- [Aim]:
Print the listing as it stands, omitting all images.

□ □ □ □ □ □ □

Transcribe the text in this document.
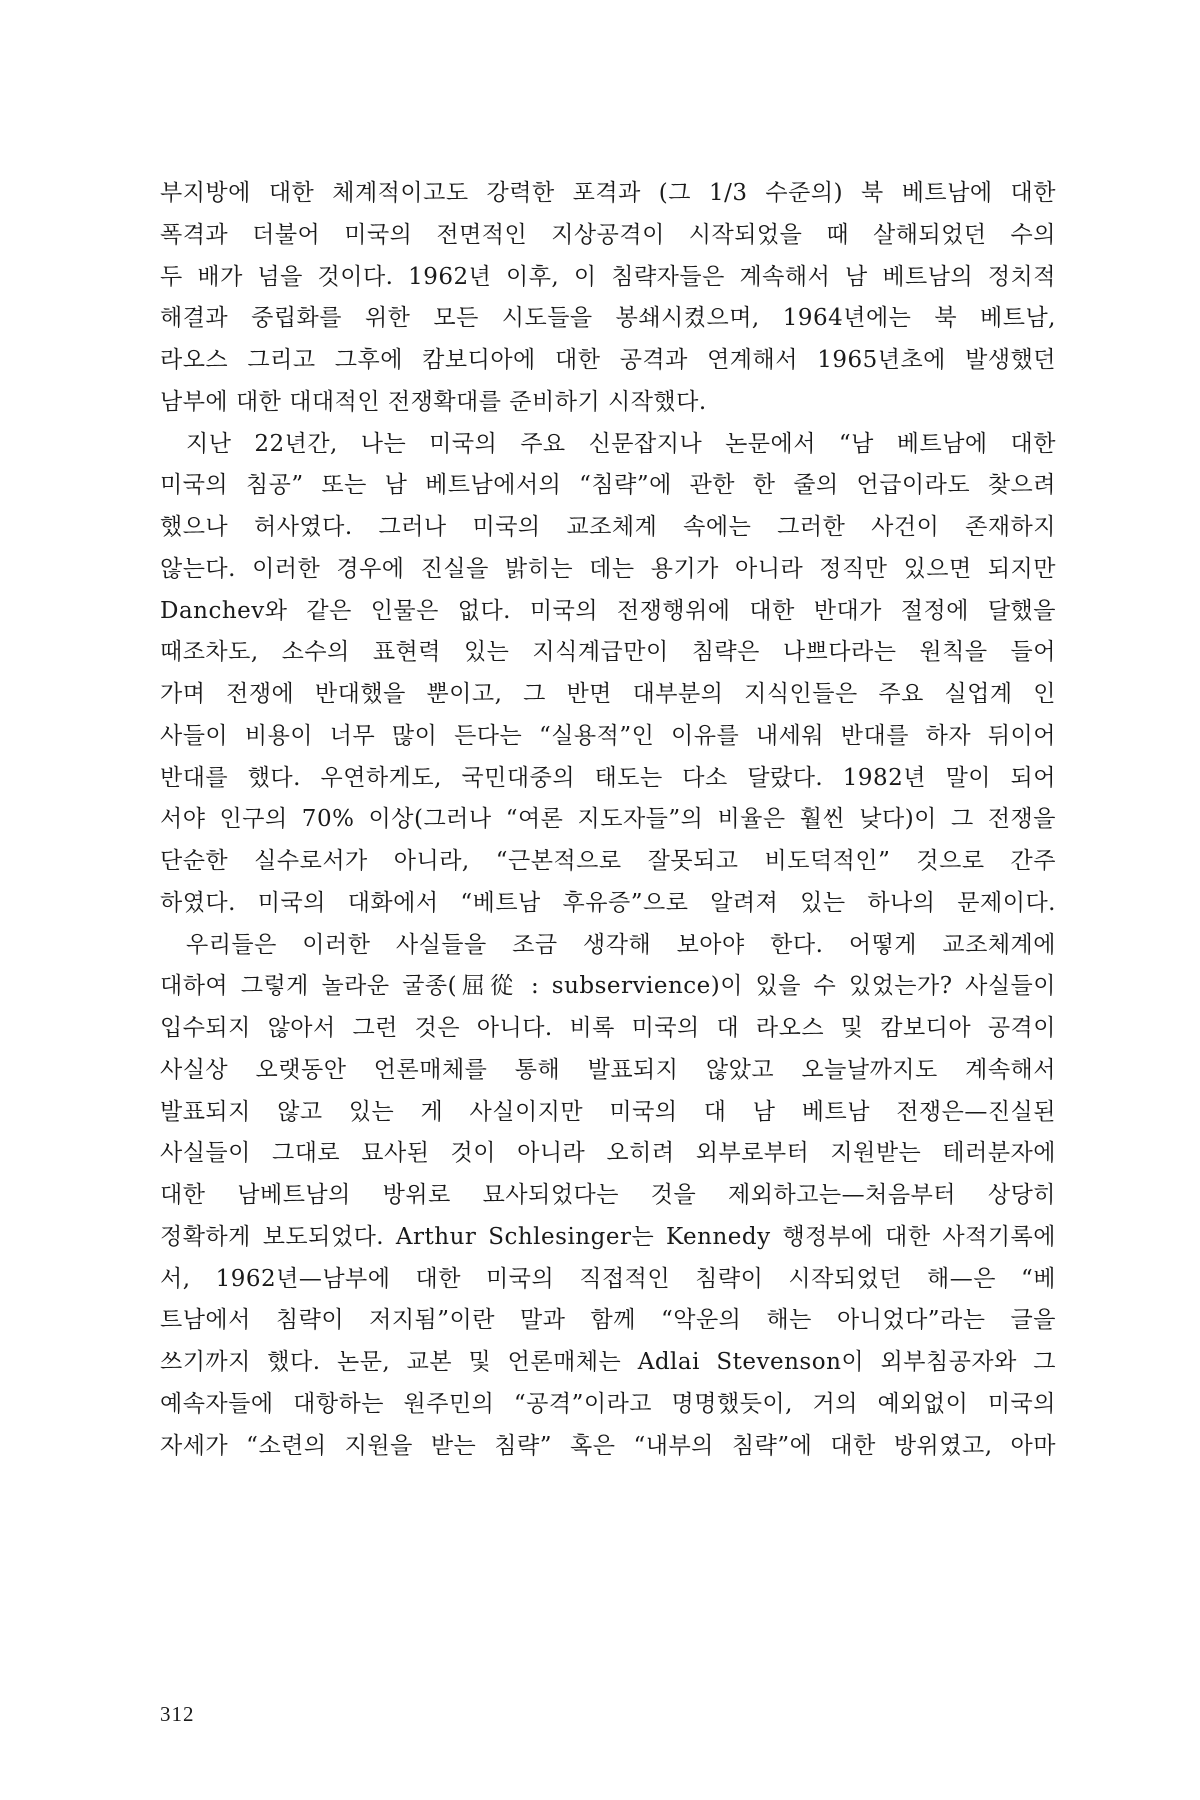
부지방에 대한 체계적이고도 강력한 포격과 (그 1/3 수준의) 북 베트남에 대한
폭격과 더불어 미국의 전면적인 지상공격이 시작되었을 때 살해되었던 수의
두 배가 넘을 것이다. 1962년 이후, 이 침략자들은 계속해서 남 베트남의 정치적
해결과 중립화를 위한 모든 시도들을 봉쇄시켰으며, 1964년에는 북 베트남,
라오스 그리고 그후에 캄보디아에 대한 공격과 연계해서 1965년초에 발생했던
남부에 대한 대대적인 전쟁확대를 준비하기 시작했다.
지난 22년간, 나는 미국의 주요 신문잡지나 논문에서 “남 베트남에 대한
미국의 침공” 또는 남 베트남에서의 “침략”에 관한 한 줄의 언급이라도 찾으려
했으나 허사였다. 그러나 미국의 교조체계 속에는 그러한 사건이 존재하지
않는다. 이러한 경우에 진실을 밝히는 데는 용기가 아니라 정직만 있으면 되지만
Danchev와 같은 인물은 없다. 미국의 전쟁행위에 대한 반대가 절정에 달했을
때조차도, 소수의 표현력 있는 지식계급만이 침략은 나쁘다라는 원칙을 들어
가며 전쟁에 반대했을 뿐이고, 그 반면 대부분의 지식인들은 주요 실업계 인
사들이 비용이 너무 많이 든다는 “실용적”인 이유를 내세워 반대를 하자 뒤이어
반대를 했다. 우연하게도, 국민대중의 태도는 다소 달랐다. 1982년 말이 되어
서야 인구의 70% 이상(그러나 “여론 지도자들”의 비율은 훨씬 낮다)이 그 전쟁을
단순한 실수로서가 아니라, “근본적으로 잘못되고 비도덕적인” 것으로 간주
하였다. 미국의 대화에서 “베트남 후유증”으로 알려져 있는 하나의 문제이다.
우리들은 이러한 사실들을 조금 생각해 보아야 한다. 어떻게 교조체계에
대하여 그렇게 놀라운 굴종(屈從 : subservience)이 있을 수 있었는가? 사실들이
입수되지 않아서 그런 것은 아니다. 비록 미국의 대 라오스 및 캄보디아 공격이
사실상 오랫동안 언론매체를 통해 발표되지 않았고 오늘날까지도 계속해서
발표되지 않고 있는 게 사실이지만 미국의 대 남 베트남 전쟁은—진실된
사실들이 그대로 묘사된 것이 아니라 오히려 외부로부터 지원받는 테러분자에
대한 남베트남의 방위로 묘사되었다는 것을 제외하고는—처음부터 상당히
정확하게 보도되었다. Arthur Schlesinger는 Kennedy 행정부에 대한 사적기록에
서, 1962년—남부에 대한 미국의 직접적인 침략이 시작되었던 해—은 “베
트남에서 침략이 저지됨”이란 말과 함께 “악운의 해는 아니었다”라는 글을
쓰기까지 했다. 논문, 교본 및 언론매체는 Adlai Stevenson이 외부침공자와 그
예속자들에 대항하는 원주민의 “공격”이라고 명명했듯이, 거의 예외없이 미국의
자세가 “소련의 지원을 받는 침략” 혹은 “내부의 침략”에 대한 방위였고, 아마
312
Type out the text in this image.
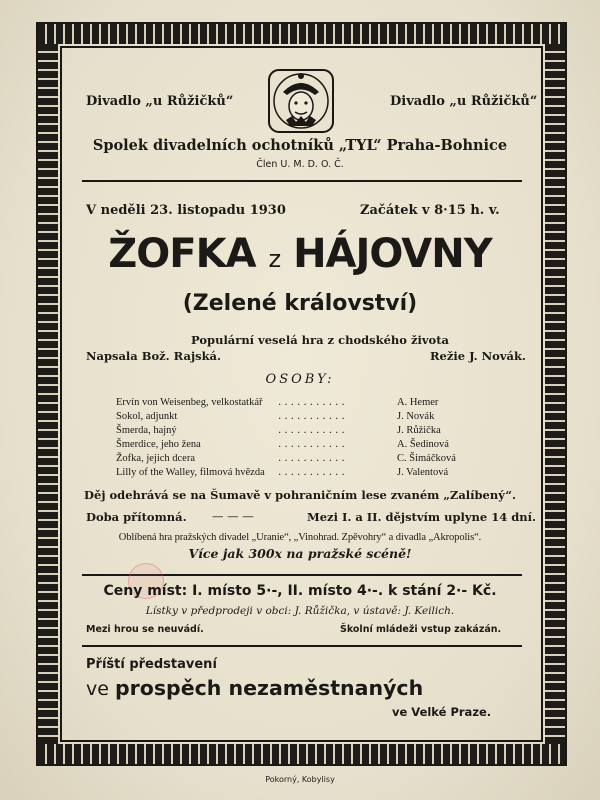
Divadlo „u Růžičků“	Divadlo „u Růžičků“
Spolek divadelních ochotníků „TYL“ Praha-Bohnice
Člen U. M. D. O. Č.
V neděli 23. listopadu 1930	Začátek v 8·15 h. v.
ŽOFKA z HÁJOVNY
(Zelené království)
Populární veselá hra z chodského života
Napsala Bož. Rajská.	Režie J. Novák.
OSOBY:
Ervín von Weisenbeg, velkostatkář ...........	A. Hemer
Sokol, adjunkt	...........	J. Novák
Šmerda, hajný	...........	J. Růžička
Šmerdice, jeho žena	...........	A. Šedinová
Žofka, jejich dcera	...........	C. Šimáčková
Lilly of the Walley, filmová hvězda ...........	J. Valentová
Děj odehrává se na Šumavě v pohraničním lese zvaném „Zalíbený“.
Doba přítomná. — — —	Mezi I. a II. dějstvím uplyne 14 dní.
Oblíbená hra pražských divadel „Uranie“, „Vinohrad. Zpěvohry“ a divadla „Akropolis“.
Více jak 300x na pražské scéně!
Ceny míst: I. místo 5·-, II. místo 4·-. k stání 2·- Kč.
Lístky v předprodeji v obci: J. Růžička, v ústavě: J. Keilich.
Mezi hrou se neuvádí.	Školní mládeži vstup zakázán.
Příští představení
ve prospěch nezaměstnaných
ve Velké Praze.
Pokorný, Kobylisy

□ □ □ □ □ □ □

- [Reply]:
Transcribe the text in this document.
부지방에 대한 체계적이고도 강력한 포격과 (그 1/3 수준의) 북 베트남에 대한
폭격과 더불어 미국의 전면적인 지상공격이 시작되었을 때 살해되었던 수의
두 배가 넘을 것이다. 1962년 이후, 이 침략자들은 계속해서 남 베트남의 정치적
해결과 중립화를 위한 모든 시도들을 봉쇄시켰으며, 1964년에는 북 베트남,
라오스 그리고 그후에 캄보디아에 대한 공격과 연계해서 1965년초에 발생했던
남부에 대한 대대적인 전쟁확대를 준비하기 시작했다.
지난 22년간, 나는 미국의 주요 신문잡지나 논문에서 “남 베트남에 대한
미국의 침공” 또는 남 베트남에서의 “침략”에 관한 한 줄의 언급이라도 찾으려
했으나 허사였다. 그러나 미국의 교조체계 속에는 그러한 사건이 존재하지
않는다. 이러한 경우에 진실을 밝히는 데는 용기가 아니라 정직만 있으면 되지만
Danchev와 같은 인물은 없다. 미국의 전쟁행위에 대한 반대가 절정에 달했을
때조차도, 소수의 표현력 있는 지식계급만이 침략은 나쁘다라는 원칙을 들어
가며 전쟁에 반대했을 뿐이고, 그 반면 대부분의 지식인들은 주요 실업계 인
사들이 비용이 너무 많이 든다는 “실용적”인 이유를 내세워 반대를 하자 뒤이어
반대를 했다. 우연하게도, 국민대중의 태도는 다소 달랐다. 1982년 말이 되어
서야 인구의 70% 이상(그러나 “여론 지도자들”의 비율은 훨씬 낮다)이 그 전쟁을
단순한 실수로서가 아니라, “근본적으로 잘못되고 비도덕적인” 것으로 간주
하였다. 미국의 대화에서 “베트남 후유증”으로 알려져 있는 하나의 문제이다.
우리들은 이러한 사실들을 조금 생각해 보아야 한다. 어떻게 교조체계에
대하여 그렇게 놀라운 굴종(屈從 : subservience)이 있을 수 있었는가? 사실들이
입수되지 않아서 그런 것은 아니다. 비록 미국의 대 라오스 및 캄보디아 공격이
사실상 오랫동안 언론매체를 통해 발표되지 않았고 오늘날까지도 계속해서
발표되지 않고 있는 게 사실이지만 미국의 대 남 베트남 전쟁은—진실된
사실들이 그대로 묘사된 것이 아니라 오히려 외부로부터 지원받는 테러분자에
대한 남베트남의 방위로 묘사되었다는 것을 제외하고는—처음부터 상당히
정확하게 보도되었다. Arthur Schlesinger는 Kennedy 행정부에 대한 사적기록에
서, 1962년—남부에 대한 미국의 직접적인 침략이 시작되었던 해—은 “베
트남에서 침략이 저지됨”이란 말과 함께 “악운의 해는 아니었다”라는 글을
쓰기까지 했다. 논문, 교본 및 언론매체는 Adlai Stevenson이 외부침공자와 그
예속자들에 대항하는 원주민의 “공격”이라고 명명했듯이, 거의 예외없이 미국의
자세가 “소련의 지원을 받는 침략” 혹은 “내부의 침략”에 대한 방위였고, 아마
312
Type out the text in this image.
Divadlo „u Růžičků“	Divadlo „u Růžičků“
Spolek divadelních ochotníků „TYL“ Praha-Bohnice
Člen U. M. D. O. Č.
V neděli 23. listopadu 1930	Začátek v 8·15 h. v.
ŽOFKA z HÁJOVNY
(Zelené království)
Populární veselá hra z chodského života
Napsala Bož. Rajská.	Režie J. Novák.
OSOBY:
Ervín von Weisenbeg, velkostatkář ...........	A. Hemer
Sokol, adjunkt	...........	J. Novák
Šmerda, hajný	...........	J. Růžička
Šmerdice, jeho žena	...........	A. Šedinová
Žofka, jejich dcera	...........	C. Šimáčková
Lilly of the Walley, filmová hvězda ...........	J. Valentová
Děj odehrává se na Šumavě v pohraničním lese zvaném „Zalíbený“.
Doba přítomná. — — —	Mezi I. a II. dějstvím uplyne 14 dní.
Oblíbená hra pražských divadel „Uranie“, „Vinohrad. Zpěvohry“ a divadla „Akropolis“.
Více jak 300x na pražské scéně!
Ceny míst: I. místo 5·-, II. místo 4·-. k stání 2·- Kč.
Lístky v předprodeji v obci: J. Růžička, v ústavě: J. Keilich.
Mezi hrou se neuvádí.	Školní mládeži vstup zakázán.
Příští představení
ve prospěch nezaměstnaných
ve Velké Praze.
Pokorný, Kobylisy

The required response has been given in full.